**SUPPLIED DATA**

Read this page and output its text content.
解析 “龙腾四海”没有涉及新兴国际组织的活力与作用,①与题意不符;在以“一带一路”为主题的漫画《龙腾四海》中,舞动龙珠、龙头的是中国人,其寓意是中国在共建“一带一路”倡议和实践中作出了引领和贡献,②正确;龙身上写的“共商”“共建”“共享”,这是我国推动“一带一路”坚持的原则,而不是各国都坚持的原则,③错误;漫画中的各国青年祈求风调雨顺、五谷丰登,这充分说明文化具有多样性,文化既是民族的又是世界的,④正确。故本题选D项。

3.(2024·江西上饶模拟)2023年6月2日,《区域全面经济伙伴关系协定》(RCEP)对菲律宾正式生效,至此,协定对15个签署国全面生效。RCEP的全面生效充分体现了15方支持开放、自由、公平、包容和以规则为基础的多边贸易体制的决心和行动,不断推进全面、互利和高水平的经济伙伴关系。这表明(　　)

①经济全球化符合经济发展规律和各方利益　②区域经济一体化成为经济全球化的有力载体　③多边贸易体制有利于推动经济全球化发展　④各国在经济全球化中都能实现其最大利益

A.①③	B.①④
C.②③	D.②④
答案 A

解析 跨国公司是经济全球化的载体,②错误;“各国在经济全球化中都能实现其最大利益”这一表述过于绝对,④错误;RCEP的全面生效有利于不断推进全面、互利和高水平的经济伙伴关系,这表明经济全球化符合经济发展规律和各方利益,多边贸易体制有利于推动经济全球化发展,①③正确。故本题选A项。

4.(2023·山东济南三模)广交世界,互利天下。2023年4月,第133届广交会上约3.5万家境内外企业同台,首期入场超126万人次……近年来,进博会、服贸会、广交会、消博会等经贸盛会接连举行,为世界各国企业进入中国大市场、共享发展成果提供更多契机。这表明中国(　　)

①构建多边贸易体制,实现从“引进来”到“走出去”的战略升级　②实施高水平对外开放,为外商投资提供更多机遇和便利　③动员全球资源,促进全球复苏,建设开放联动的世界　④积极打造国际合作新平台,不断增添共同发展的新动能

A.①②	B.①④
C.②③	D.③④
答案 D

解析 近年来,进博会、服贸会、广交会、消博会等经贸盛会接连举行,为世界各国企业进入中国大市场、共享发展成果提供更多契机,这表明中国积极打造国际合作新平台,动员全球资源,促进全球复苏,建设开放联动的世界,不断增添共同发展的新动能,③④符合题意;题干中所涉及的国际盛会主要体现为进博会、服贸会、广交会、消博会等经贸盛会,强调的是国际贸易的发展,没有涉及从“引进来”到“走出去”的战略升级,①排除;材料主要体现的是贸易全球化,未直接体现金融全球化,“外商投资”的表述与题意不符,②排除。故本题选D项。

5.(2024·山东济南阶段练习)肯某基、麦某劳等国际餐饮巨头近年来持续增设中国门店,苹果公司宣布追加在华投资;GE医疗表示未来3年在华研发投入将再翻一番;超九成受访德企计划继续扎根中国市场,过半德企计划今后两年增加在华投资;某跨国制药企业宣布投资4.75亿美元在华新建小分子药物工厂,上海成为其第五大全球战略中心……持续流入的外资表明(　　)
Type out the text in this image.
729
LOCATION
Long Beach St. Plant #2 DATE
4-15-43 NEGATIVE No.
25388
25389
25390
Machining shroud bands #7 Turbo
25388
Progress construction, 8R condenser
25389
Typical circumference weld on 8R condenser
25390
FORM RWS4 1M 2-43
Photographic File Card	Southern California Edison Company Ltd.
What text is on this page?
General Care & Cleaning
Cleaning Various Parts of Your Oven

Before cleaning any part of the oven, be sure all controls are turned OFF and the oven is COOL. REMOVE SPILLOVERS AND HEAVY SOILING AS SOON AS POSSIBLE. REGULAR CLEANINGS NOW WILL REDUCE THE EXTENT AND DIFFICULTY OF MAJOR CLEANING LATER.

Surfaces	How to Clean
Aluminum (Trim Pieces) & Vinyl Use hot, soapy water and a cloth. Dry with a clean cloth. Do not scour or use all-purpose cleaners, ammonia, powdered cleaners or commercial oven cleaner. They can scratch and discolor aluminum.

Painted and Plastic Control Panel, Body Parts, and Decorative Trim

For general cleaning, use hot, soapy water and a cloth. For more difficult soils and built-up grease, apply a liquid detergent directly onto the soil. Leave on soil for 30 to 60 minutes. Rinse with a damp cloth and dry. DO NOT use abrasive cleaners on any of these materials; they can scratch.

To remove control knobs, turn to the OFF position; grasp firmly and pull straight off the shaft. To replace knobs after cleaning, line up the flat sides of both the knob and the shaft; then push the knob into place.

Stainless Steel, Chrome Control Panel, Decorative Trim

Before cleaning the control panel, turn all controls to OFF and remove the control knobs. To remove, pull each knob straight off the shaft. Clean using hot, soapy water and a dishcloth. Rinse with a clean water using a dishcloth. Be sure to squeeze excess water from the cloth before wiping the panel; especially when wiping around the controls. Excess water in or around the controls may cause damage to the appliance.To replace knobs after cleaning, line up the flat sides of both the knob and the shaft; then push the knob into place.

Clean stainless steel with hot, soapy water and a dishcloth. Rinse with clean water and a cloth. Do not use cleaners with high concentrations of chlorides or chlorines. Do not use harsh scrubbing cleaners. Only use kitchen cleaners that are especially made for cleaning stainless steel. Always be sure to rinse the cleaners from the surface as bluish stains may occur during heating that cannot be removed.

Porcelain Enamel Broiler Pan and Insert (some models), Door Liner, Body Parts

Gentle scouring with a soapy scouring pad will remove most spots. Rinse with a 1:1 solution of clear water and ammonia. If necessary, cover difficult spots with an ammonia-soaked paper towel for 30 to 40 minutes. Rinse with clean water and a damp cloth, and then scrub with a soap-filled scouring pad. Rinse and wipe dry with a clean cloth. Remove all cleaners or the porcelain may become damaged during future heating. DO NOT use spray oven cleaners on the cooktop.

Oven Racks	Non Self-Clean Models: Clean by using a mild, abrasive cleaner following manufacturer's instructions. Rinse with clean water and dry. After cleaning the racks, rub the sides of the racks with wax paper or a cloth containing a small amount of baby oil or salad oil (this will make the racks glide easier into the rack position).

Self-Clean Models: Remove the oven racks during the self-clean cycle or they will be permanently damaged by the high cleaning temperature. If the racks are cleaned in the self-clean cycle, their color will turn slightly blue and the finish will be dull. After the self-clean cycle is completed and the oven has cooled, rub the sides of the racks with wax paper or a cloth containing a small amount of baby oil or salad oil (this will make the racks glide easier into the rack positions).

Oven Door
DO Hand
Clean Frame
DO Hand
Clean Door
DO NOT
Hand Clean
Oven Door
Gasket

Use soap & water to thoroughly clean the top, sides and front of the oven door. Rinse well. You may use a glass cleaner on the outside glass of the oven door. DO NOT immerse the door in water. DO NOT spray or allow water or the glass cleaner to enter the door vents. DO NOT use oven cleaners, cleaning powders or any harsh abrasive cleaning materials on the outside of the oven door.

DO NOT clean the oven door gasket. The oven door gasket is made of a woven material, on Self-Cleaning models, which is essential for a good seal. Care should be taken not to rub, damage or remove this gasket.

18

**WHAT YOU SHOULD DO**
Show every line in the records above that contains the word "促进全球复苏".

**SOLUTION FOR THIS PROBLEM**
①构建多边贸易体制,实现从“引进来”到“走出去”的战略升级　②实施高水平对外开放,为外商投资提供更多机遇和便利　③动员全球资源,促进全球复苏,建设开放联动的世界　④积极打造国际合作新平台,不断增添共同发展的新动能
解析 近年来,进博会、服贸会、广交会、消博会等经贸盛会接连举行,为世界各国企业进入中国大市场、共享发展成果提供更多契机,这表明中国积极打造国际合作新平台,动员全球资源,促进全球复苏,建设开放联动的世界,不断增添共同发展的新动能,③④符合题意;题干中所涉及的国际盛会主要体现为进博会、服贸会、广交会、消博会等经贸盛会,强调的是国际贸易的发展,没有涉及从“引进来”到“走出去”的战略升级,①排除;材料主要体现的是贸易全球化,未直接体现金融全球化,“外商投资”的表述与题意不符,②排除。故本题选D项。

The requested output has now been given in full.